**Collected data entries:**
********

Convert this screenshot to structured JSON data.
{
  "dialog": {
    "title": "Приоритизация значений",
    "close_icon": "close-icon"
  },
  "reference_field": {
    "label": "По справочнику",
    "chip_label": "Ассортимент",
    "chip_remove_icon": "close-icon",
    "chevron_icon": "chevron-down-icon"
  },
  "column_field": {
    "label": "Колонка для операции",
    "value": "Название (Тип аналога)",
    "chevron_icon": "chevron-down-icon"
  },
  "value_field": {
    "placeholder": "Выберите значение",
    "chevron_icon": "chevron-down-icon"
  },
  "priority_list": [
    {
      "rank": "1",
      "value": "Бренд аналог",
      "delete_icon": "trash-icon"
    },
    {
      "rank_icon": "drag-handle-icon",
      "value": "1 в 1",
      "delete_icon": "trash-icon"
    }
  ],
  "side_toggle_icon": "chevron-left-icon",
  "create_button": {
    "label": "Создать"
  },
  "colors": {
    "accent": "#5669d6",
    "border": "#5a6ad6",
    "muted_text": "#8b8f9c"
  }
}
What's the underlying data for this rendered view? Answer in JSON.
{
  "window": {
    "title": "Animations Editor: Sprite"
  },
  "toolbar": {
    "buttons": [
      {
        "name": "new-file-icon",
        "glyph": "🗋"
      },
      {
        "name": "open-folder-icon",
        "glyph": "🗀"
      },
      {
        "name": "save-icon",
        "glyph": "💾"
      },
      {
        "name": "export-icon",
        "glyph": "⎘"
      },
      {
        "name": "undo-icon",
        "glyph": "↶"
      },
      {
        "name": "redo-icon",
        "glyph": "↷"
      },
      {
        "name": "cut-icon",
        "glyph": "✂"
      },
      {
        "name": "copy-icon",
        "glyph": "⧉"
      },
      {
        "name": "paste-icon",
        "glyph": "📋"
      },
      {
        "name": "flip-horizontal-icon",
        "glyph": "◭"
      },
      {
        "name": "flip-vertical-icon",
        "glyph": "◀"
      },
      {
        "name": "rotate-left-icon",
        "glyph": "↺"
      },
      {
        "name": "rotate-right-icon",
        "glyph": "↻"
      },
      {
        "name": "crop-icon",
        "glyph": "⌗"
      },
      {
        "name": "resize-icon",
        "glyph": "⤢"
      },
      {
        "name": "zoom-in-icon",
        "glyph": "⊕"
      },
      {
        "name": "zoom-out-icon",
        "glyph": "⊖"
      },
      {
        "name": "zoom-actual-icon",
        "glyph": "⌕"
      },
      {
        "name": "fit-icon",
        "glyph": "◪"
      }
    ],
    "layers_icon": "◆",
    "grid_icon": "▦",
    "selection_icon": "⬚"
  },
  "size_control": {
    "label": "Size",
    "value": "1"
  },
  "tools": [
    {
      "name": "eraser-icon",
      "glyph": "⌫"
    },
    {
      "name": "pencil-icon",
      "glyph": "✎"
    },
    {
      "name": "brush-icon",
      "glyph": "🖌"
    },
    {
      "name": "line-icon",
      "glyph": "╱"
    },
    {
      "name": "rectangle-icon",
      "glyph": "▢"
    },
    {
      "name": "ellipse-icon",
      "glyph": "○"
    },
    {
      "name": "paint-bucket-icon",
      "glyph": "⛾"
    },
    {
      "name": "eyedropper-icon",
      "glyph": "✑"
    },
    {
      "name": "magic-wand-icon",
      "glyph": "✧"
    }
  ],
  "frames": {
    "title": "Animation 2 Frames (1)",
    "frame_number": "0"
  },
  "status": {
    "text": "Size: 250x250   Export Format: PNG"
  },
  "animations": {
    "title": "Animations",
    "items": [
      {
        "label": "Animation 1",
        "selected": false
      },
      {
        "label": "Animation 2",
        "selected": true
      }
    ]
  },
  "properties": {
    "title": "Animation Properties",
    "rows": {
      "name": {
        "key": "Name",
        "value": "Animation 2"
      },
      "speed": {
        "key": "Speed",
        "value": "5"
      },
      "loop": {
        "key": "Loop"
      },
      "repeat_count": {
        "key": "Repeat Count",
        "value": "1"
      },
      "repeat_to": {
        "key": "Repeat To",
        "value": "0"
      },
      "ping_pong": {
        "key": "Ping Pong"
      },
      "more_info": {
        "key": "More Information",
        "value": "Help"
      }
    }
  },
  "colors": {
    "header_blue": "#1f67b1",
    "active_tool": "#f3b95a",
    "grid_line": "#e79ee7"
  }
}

********

**The task:** Write out every entry again exactly, please, with nothing missing.

**Response for this exercise:**
Convert this screenshot to structured JSON data.
{
  "dialog": {
    "title": "Приоритизация значений",
    "close_icon": "close-icon"
  },
  "reference_field": {
    "label": "По справочнику",
    "chip_label": "Ассортимент",
    "chip_remove_icon": "close-icon",
    "chevron_icon": "chevron-down-icon"
  },
  "column_field": {
    "label": "Колонка для операции",
    "value": "Название (Тип аналога)",
    "chevron_icon": "chevron-down-icon"
  },
  "value_field": {
    "placeholder": "Выберите значение",
    "chevron_icon": "chevron-down-icon"
  },
  "priority_list": [
    {
      "rank": "1",
      "value": "Бренд аналог",
      "delete_icon": "trash-icon"
    },
    {
      "rank_icon": "drag-handle-icon",
      "value": "1 в 1",
      "delete_icon": "trash-icon"
    }
  ],
  "side_toggle_icon": "chevron-left-icon",
  "create_button": {
    "label": "Создать"
  },
  "colors": {
    "accent": "#5669d6",
    "border": "#5a6ad6",
    "muted_text": "#8b8f9c"
  }
}
What's the underlying data for this rendered view? Answer in JSON.
{
  "window": {
    "title": "Animations Editor: Sprite"
  },
  "toolbar": {
    "buttons": [
      {
        "name": "new-file-icon",
        "glyph": "🗋"
      },
      {
        "name": "open-folder-icon",
        "glyph": "🗀"
      },
      {
        "name": "save-icon",
        "glyph": "💾"
      },
      {
        "name": "export-icon",
        "glyph": "⎘"
      },
      {
        "name": "undo-icon",
        "glyph": "↶"
      },
      {
        "name": "redo-icon",
        "glyph": "↷"
      },
      {
        "name": "cut-icon",
        "glyph": "✂"
      },
      {
        "name": "copy-icon",
        "glyph": "⧉"
      },
      {
        "name": "paste-icon",
        "glyph": "📋"
      },
      {
        "name": "flip-horizontal-icon",
        "glyph": "◭"
      },
      {
        "name": "flip-vertical-icon",
        "glyph": "◀"
      },
      {
        "name": "rotate-left-icon",
        "glyph": "↺"
      },
      {
        "name": "rotate-right-icon",
        "glyph": "↻"
      },
      {
        "name": "crop-icon",
        "glyph": "⌗"
      },
      {
        "name": "resize-icon",
        "glyph": "⤢"
      },
      {
        "name": "zoom-in-icon",
        "glyph": "⊕"
      },
      {
        "name": "zoom-out-icon",
        "glyph": "⊖"
      },
      {
        "name": "zoom-actual-icon",
        "glyph": "⌕"
      },
      {
        "name": "fit-icon",
        "glyph": "◪"
      }
    ],
    "layers_icon": "◆",
    "grid_icon": "▦",
    "selection_icon": "⬚"
  },
  "size_control": {
    "label": "Size",
    "value": "1"
  },
  "tools": [
    {
      "name": "eraser-icon",
      "glyph": "⌫"
    },
    {
      "name": "pencil-icon",
      "glyph": "✎"
    },
    {
      "name": "brush-icon",
      "glyph": "🖌"
    },
    {
      "name": "line-icon",
      "glyph": "╱"
    },
    {
      "name": "rectangle-icon",
      "glyph": "▢"
    },
    {
      "name": "ellipse-icon",
      "glyph": "○"
    },
    {
      "name": "paint-bucket-icon",
      "glyph": "⛾"
    },
    {
      "name": "eyedropper-icon",
      "glyph": "✑"
    },
    {
      "name": "magic-wand-icon",
      "glyph": "✧"
    }
  ],
  "frames": {
    "title": "Animation 2 Frames (1)",
    "frame_number": "0"
  },
  "status": {
    "text": "Size: 250x250   Export Format: PNG"
  },
  "animations": {
    "title": "Animations",
    "items": [
      {
        "label": "Animation 1",
        "selected": false
      },
      {
        "label": "Animation 2",
        "selected": true
      }
    ]
  },
  "properties": {
    "title": "Animation Properties",
    "rows": {
      "name": {
        "key": "Name",
        "value": "Animation 2"
      },
      "speed": {
        "key": "Speed",
        "value": "5"
      },
      "loop": {
        "key": "Loop"
      },
      "repeat_count": {
        "key": "Repeat Count",
        "value": "1"
      },
      "repeat_to": {
        "key": "Repeat To",
        "value": "0"
      },
      "ping_pong": {
        "key": "Ping Pong"
      },
      "more_info": {
        "key": "More Information",
        "value": "Help"
      }
    }
  },
  "colors": {
    "header_blue": "#1f67b1",
    "active_tool": "#f3b95a",
    "grid_line": "#e79ee7"
  }
}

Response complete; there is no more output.